Dataset records on visual material
= = = = =
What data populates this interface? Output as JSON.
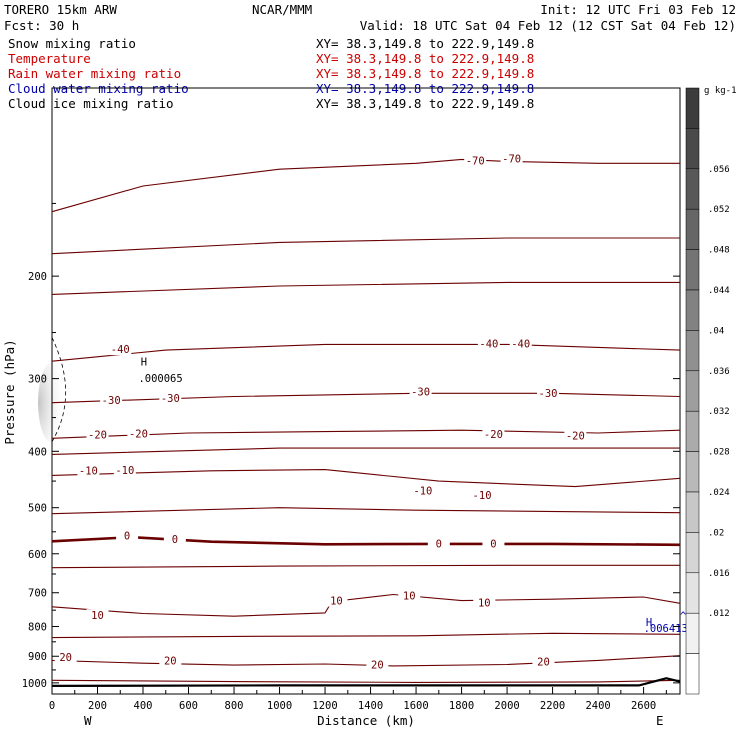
{
  "header": {
    "left_line1": "TORERO  15km ARW",
    "left_line2": "Fcst:  30 h",
    "center": "NCAR/MMM",
    "init": "Init: 12 UTC Fri 03 Feb 12",
    "valid": "Valid: 18 UTC Sat 04 Feb 12 (12 CST Sat 04 Feb 12)"
  },
  "fields": [
    {
      "name": "Snow mixing ratio",
      "xy": "XY=  38.3,149.8 to 222.9,149.8",
      "color": "#000000"
    },
    {
      "name": "Temperature",
      "xy": "XY=  38.3,149.8 to 222.9,149.8",
      "color": "#cc0000"
    },
    {
      "name": "Rain water mixing ratio",
      "xy": "XY=  38.3,149.8 to 222.9,149.8",
      "color": "#cc0000"
    },
    {
      "name": "Cloud water mixing ratio",
      "xy": "XY=  38.3,149.8 to 222.9,149.8",
      "color": "#0000aa"
    },
    {
      "name": "Cloud ice mixing ratio",
      "xy": "XY=  38.3,149.8 to 222.9,149.8",
      "color": "#000000"
    }
  ],
  "colors": {
    "contour": "#6b0000",
    "zero_contour": "#6b0000",
    "terrain": "#000000",
    "cloud_water": "#0000aa"
  },
  "chart_data": {
    "type": "contour",
    "xlabel": "Distance (km)",
    "ylabel": "Pressure (hPa)",
    "x_ticks": [
      0,
      200,
      400,
      600,
      800,
      1000,
      1200,
      1400,
      1600,
      1800,
      2000,
      2200,
      2400,
      2600
    ],
    "y_ticks": [
      200,
      300,
      400,
      500,
      600,
      700,
      800,
      900,
      1000
    ],
    "xlim": [
      0,
      2760
    ],
    "ylim": [
      1045,
      95
    ],
    "y_scale": "log",
    "x_end_labels": {
      "left": "W",
      "right": "E"
    },
    "temperature_contours": [
      {
        "label": "-70",
        "points": [
          [
            0,
            155
          ],
          [
            400,
            140
          ],
          [
            1000,
            131
          ],
          [
            1600,
            128
          ],
          [
            1800,
            126
          ],
          [
            2000,
            127
          ],
          [
            2400,
            128
          ],
          [
            2760,
            128
          ]
        ],
        "labels": [
          [
            1860,
            127,
            "-70"
          ],
          [
            2020,
            126,
            "-70"
          ]
        ]
      },
      {
        "label": "",
        "points": [
          [
            0,
            183
          ],
          [
            1000,
            175
          ],
          [
            2000,
            172
          ],
          [
            2760,
            172
          ]
        ],
        "labels": []
      },
      {
        "label": "",
        "points": [
          [
            0,
            215
          ],
          [
            1000,
            208
          ],
          [
            2000,
            205
          ],
          [
            2760,
            205
          ]
        ],
        "labels": []
      },
      {
        "label": "-40",
        "points": [
          [
            0,
            280
          ],
          [
            500,
            268
          ],
          [
            1200,
            262
          ],
          [
            2000,
            262
          ],
          [
            2760,
            268
          ]
        ],
        "labels": [
          [
            300,
            268,
            "-40"
          ],
          [
            1920,
            262,
            "-40"
          ],
          [
            2060,
            262,
            "-40"
          ]
        ]
      },
      {
        "label": "-30",
        "points": [
          [
            0,
            330
          ],
          [
            800,
            322
          ],
          [
            1600,
            318
          ],
          [
            2200,
            318
          ],
          [
            2760,
            322
          ]
        ],
        "labels": [
          [
            260,
            328,
            "-30"
          ],
          [
            520,
            325,
            "-30"
          ],
          [
            1620,
            317,
            "-30"
          ],
          [
            2180,
            319,
            "-30"
          ]
        ]
      },
      {
        "label": "-20",
        "points": [
          [
            0,
            380
          ],
          [
            600,
            372
          ],
          [
            1200,
            370
          ],
          [
            1800,
            368
          ],
          [
            2400,
            372
          ],
          [
            2760,
            368
          ]
        ],
        "labels": [
          [
            200,
            376,
            "-20"
          ],
          [
            380,
            374,
            "-20"
          ],
          [
            1940,
            375,
            "-20"
          ],
          [
            2300,
            377,
            "-20"
          ]
        ]
      },
      {
        "label": "",
        "points": [
          [
            0,
            405
          ],
          [
            1000,
            395
          ],
          [
            2000,
            395
          ],
          [
            2760,
            395
          ]
        ],
        "labels": []
      },
      {
        "label": "-10",
        "points": [
          [
            0,
            440
          ],
          [
            700,
            432
          ],
          [
            1200,
            430
          ],
          [
            1700,
            450
          ],
          [
            2300,
            460
          ],
          [
            2760,
            445
          ]
        ],
        "labels": [
          [
            160,
            433,
            "-10"
          ],
          [
            320,
            432,
            "-10"
          ],
          [
            1630,
            469,
            "-10"
          ],
          [
            1890,
            477,
            "-10"
          ]
        ]
      },
      {
        "label": "",
        "points": [
          [
            0,
            512
          ],
          [
            1000,
            500
          ],
          [
            1600,
            505
          ],
          [
            2760,
            510
          ]
        ],
        "labels": []
      },
      {
        "label": "0",
        "points": [
          [
            0,
            571
          ],
          [
            350,
            562
          ],
          [
            700,
            572
          ],
          [
            1200,
            578
          ],
          [
            1700,
            577
          ],
          [
            2200,
            577
          ],
          [
            2760,
            579
          ]
        ],
        "labels": [
          [
            330,
            560,
            "0"
          ],
          [
            540,
            568,
            "0"
          ],
          [
            1700,
            578,
            "0"
          ],
          [
            1940,
            578,
            "0"
          ]
        ]
      },
      {
        "label": "",
        "points": [
          [
            0,
            634
          ],
          [
            1000,
            630
          ],
          [
            2000,
            628
          ],
          [
            2760,
            628
          ]
        ],
        "labels": []
      },
      {
        "label": "10",
        "points": [
          [
            0,
            740
          ],
          [
            400,
            760
          ],
          [
            800,
            768
          ],
          [
            1200,
            758
          ],
          [
            1230,
            725
          ],
          [
            1500,
            705
          ],
          [
            1800,
            722
          ],
          [
            2200,
            718
          ],
          [
            2600,
            712
          ],
          [
            2760,
            730
          ]
        ],
        "labels": [
          [
            1250,
            725,
            "10"
          ],
          [
            1570,
            710,
            "10"
          ],
          [
            200,
            768,
            "10"
          ],
          [
            1900,
            731,
            "10"
          ]
        ]
      },
      {
        "label": "",
        "points": [
          [
            0,
            836
          ],
          [
            800,
            832
          ],
          [
            1600,
            830
          ],
          [
            2200,
            822
          ],
          [
            2760,
            825
          ]
        ],
        "labels": []
      },
      {
        "label": "20",
        "points": [
          [
            0,
            915
          ],
          [
            400,
            925
          ],
          [
            800,
            932
          ],
          [
            1200,
            928
          ],
          [
            1500,
            935
          ],
          [
            2000,
            930
          ],
          [
            2400,
            915
          ],
          [
            2760,
            898
          ]
        ],
        "labels": [
          [
            60,
            906,
            "20"
          ],
          [
            520,
            918,
            "20"
          ],
          [
            1430,
            934,
            "20"
          ],
          [
            2160,
            922,
            "20"
          ]
        ]
      },
      {
        "label": "",
        "points": [
          [
            0,
            990
          ],
          [
            800,
            995
          ],
          [
            1600,
            998
          ],
          [
            2400,
            996
          ],
          [
            2760,
            990
          ]
        ],
        "labels": []
      }
    ],
    "terrain": [
      [
        0,
        1012
      ],
      [
        1000,
        1010
      ],
      [
        2000,
        1010
      ],
      [
        2580,
        1010
      ],
      [
        2700,
        982
      ],
      [
        2760,
        995
      ]
    ],
    "annotations": [
      {
        "text": "H",
        "x": 390,
        "y": 285,
        "color": "#000000"
      },
      {
        "text": ".000065",
        "x": 380,
        "y": 304,
        "color": "#000000"
      },
      {
        "text": "H",
        "x": 2610,
        "y": 798,
        "color": "#0000aa"
      },
      {
        "text": ".006413",
        "x": 2600,
        "y": 817,
        "color": "#0000aa"
      },
      {
        "text": "^",
        "x": 2760,
        "y": 778,
        "color": "#0000aa"
      }
    ],
    "colorbar": {
      "units": "g kg-1",
      "ticks": [
        ".056",
        ".052",
        ".048",
        ".044",
        ".04",
        ".036",
        ".032",
        ".028",
        ".024",
        ".02",
        ".016",
        ".012"
      ]
    }
  }
}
= = = = =
**REQUEST**. Copy each line of the listing that includes "mixing".

**FINISHED ANSWER**.
      "name": "Snow mixing ratio",
      "name": "Rain water mixing ratio",
      "name": "Cloud water mixing ratio",
      "name": "Cloud ice mixing ratio",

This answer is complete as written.